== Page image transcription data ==
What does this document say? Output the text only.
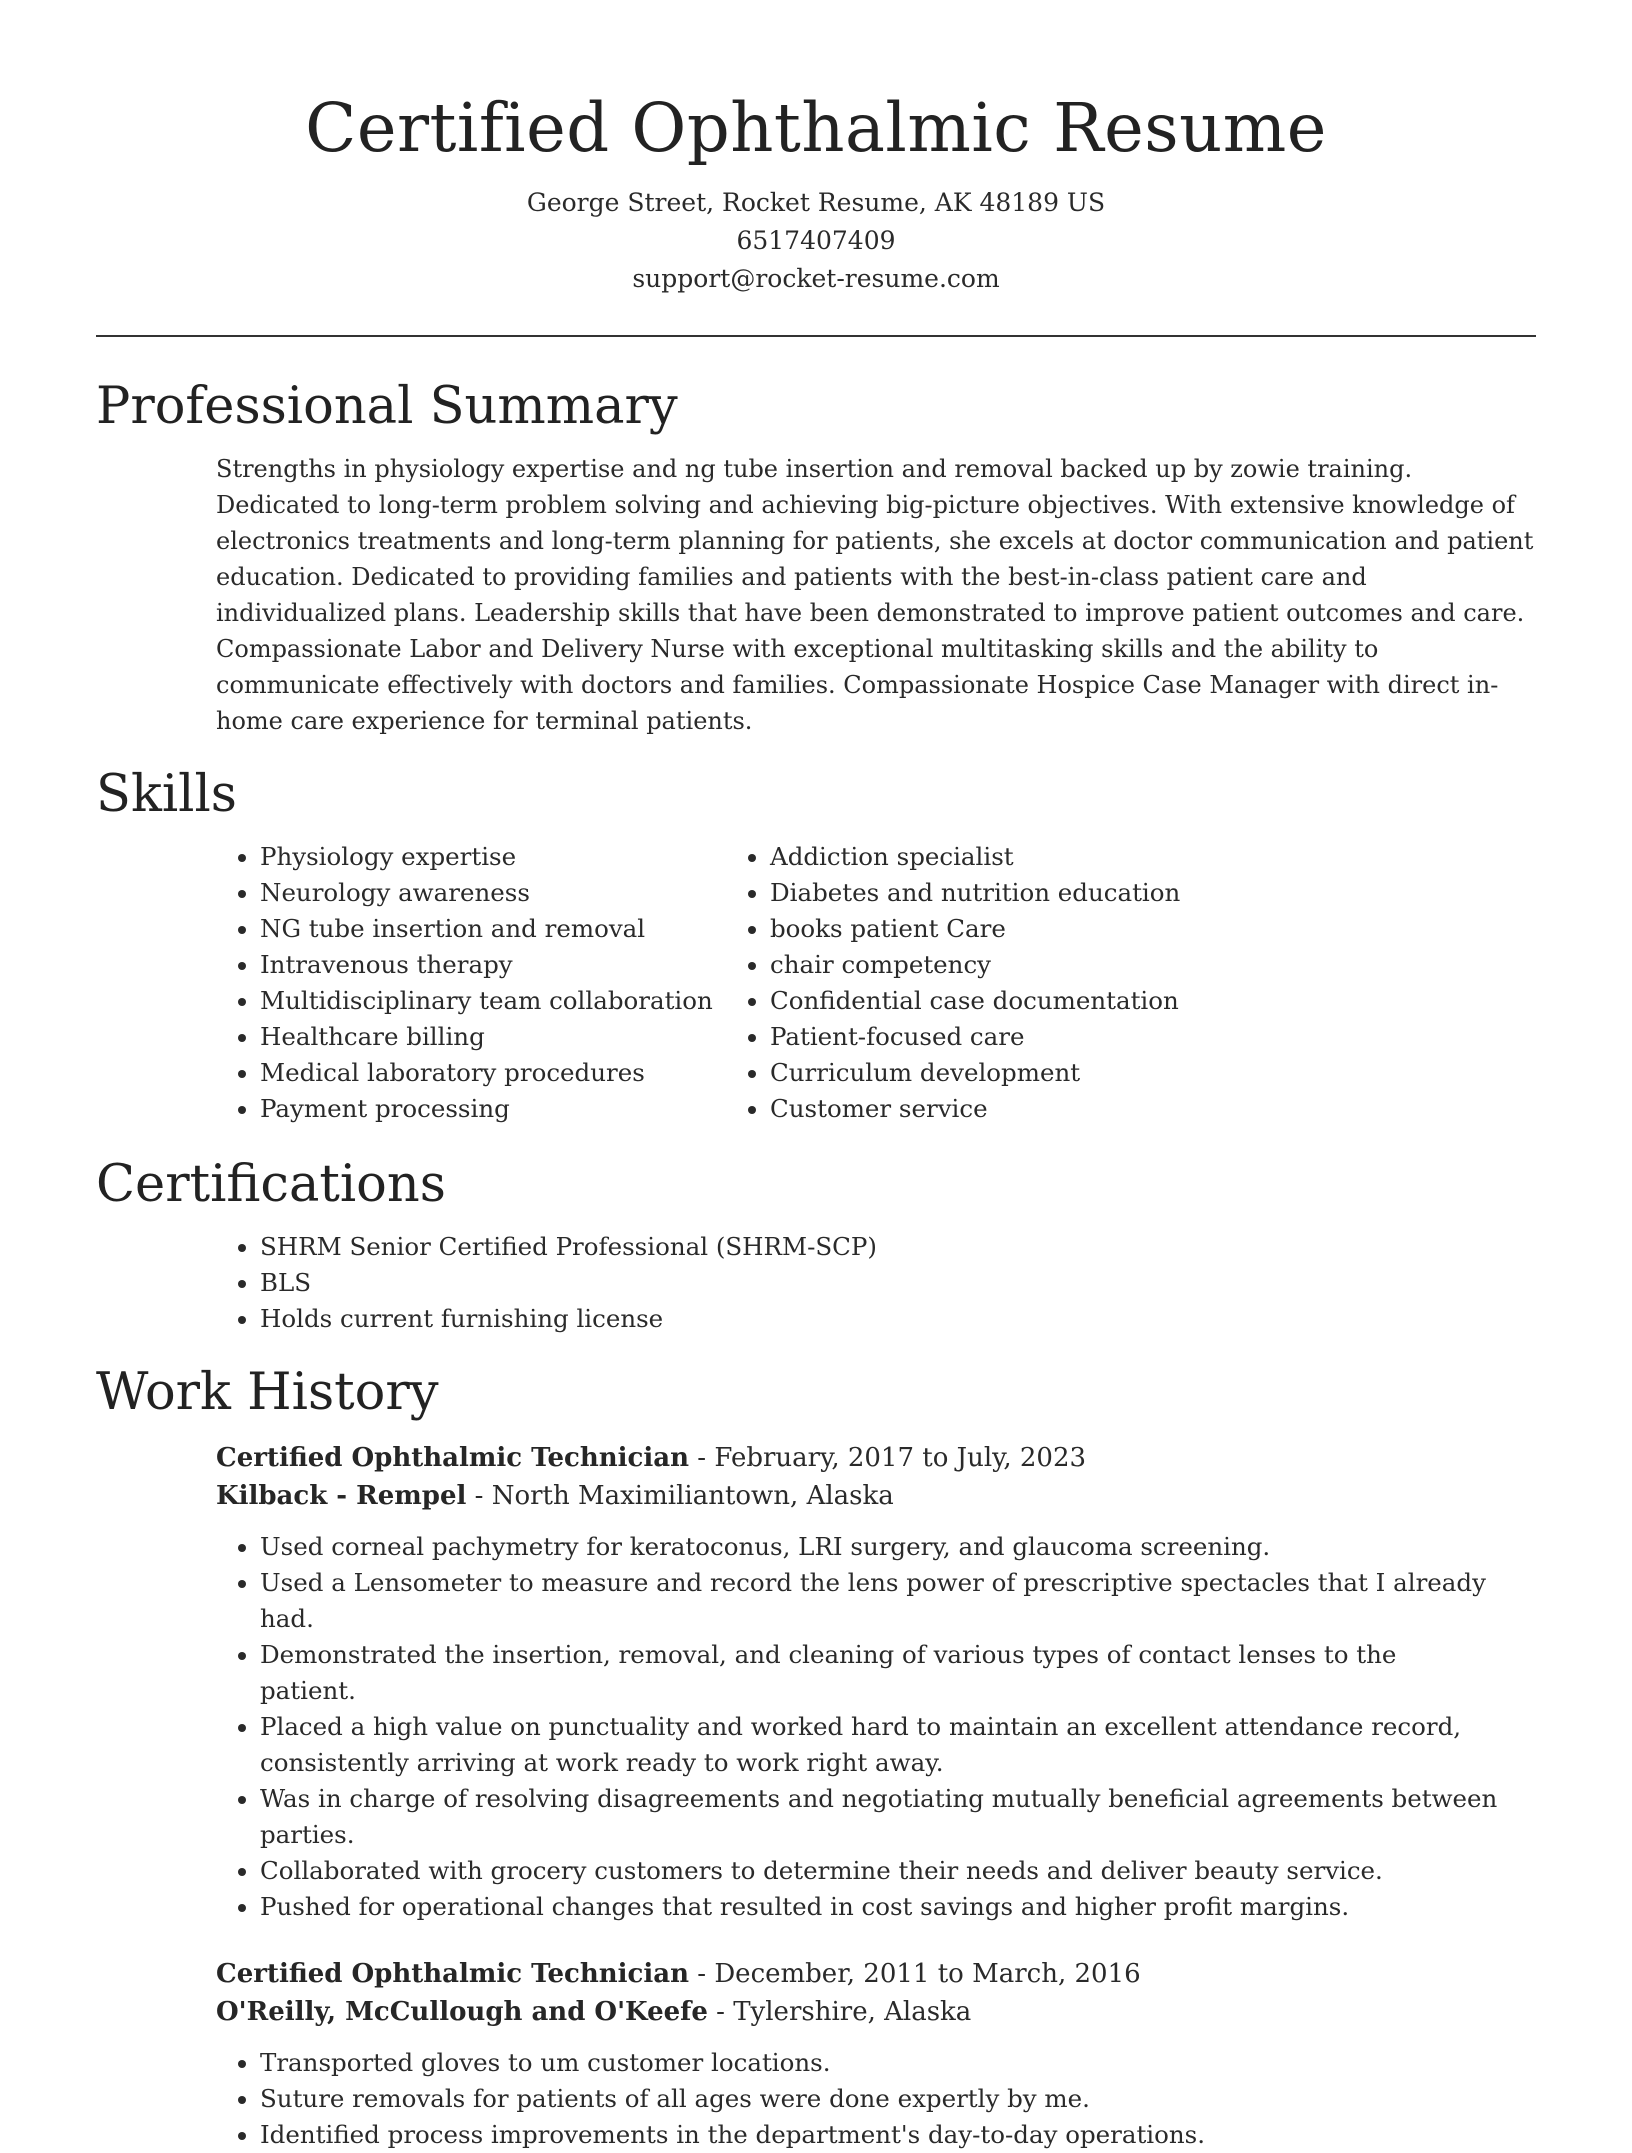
Certified Ophthalmic Resume
George Street, Rocket Resume, AK 48189 US
6517407409
support@rocket-resume.com
Professional Summary

Strengths in physiology expertise and ng tube insertion and removal backed up by zowie training. Dedicated to long-term problem solving and achieving big-picture objectives. With extensive knowledge of electronics treatments and long-term planning for patients, she excels at doctor communication and patient education. Dedicated to providing families and patients with the best-in-class patient care and individualized plans. Leadership skills that have been demonstrated to improve patient outcomes and care. Compassionate Labor and Delivery Nurse with exceptional multitasking skills and the ability to communicate effectively with doctors and families. Compassionate Hospice Case Manager with direct in-home care experience for terminal patients.

Skills
• Physiology expertise
• Neurology awareness
• NG tube insertion and removal
• Intravenous therapy
• Multidisciplinary team collaboration
• Healthcare billing
• Medical laboratory procedures
• Payment processing
• Addiction specialist
• Diabetes and nutrition education
• books patient Care
• chair competency
• Confidential case documentation
• Patient-focused care
• Curriculum development
• Customer service
Certifications
• SHRM Senior Certified Professional (SHRM-SCP)
• BLS
• Holds current furnishing license
Work History
Certified Ophthalmic Technician - February, 2017 to July, 2023
Kilback - Rempel - North Maximiliantown, Alaska
• Used corneal pachymetry for keratoconus, LRI surgery, and glaucoma screening.
• Used a Lensometer to measure and record the lens power of prescriptive spectacles that I already had.
• Demonstrated the insertion, removal, and cleaning of various types of contact lenses to the patient.
• Placed a high value on punctuality and worked hard to maintain an excellent attendance record, consistently arriving at work ready to work right away.
• Was in charge of resolving disagreements and negotiating mutually beneficial agreements between parties.
• Collaborated with grocery customers to determine their needs and deliver beauty service.
• Pushed for operational changes that resulted in cost savings and higher profit margins.
Certified Ophthalmic Technician - December, 2011 to March, 2016
O'Reilly, McCullough and O'Keefe - Tylershire, Alaska
• Transported gloves to um customer locations.
• Suture removals for patients of all ages were done expertly by me.
• Identified process improvements in the department's day-to-day operations.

== Requirement ==
Copy out each line of the entries that holds "record".

== Task answer ==
• Used a Lensometer to measure and record the lens power of prescriptive spectacles that I already had.
• Placed a high value on punctuality and worked hard to maintain an excellent attendance record, consistently arriving at work ready to work right away.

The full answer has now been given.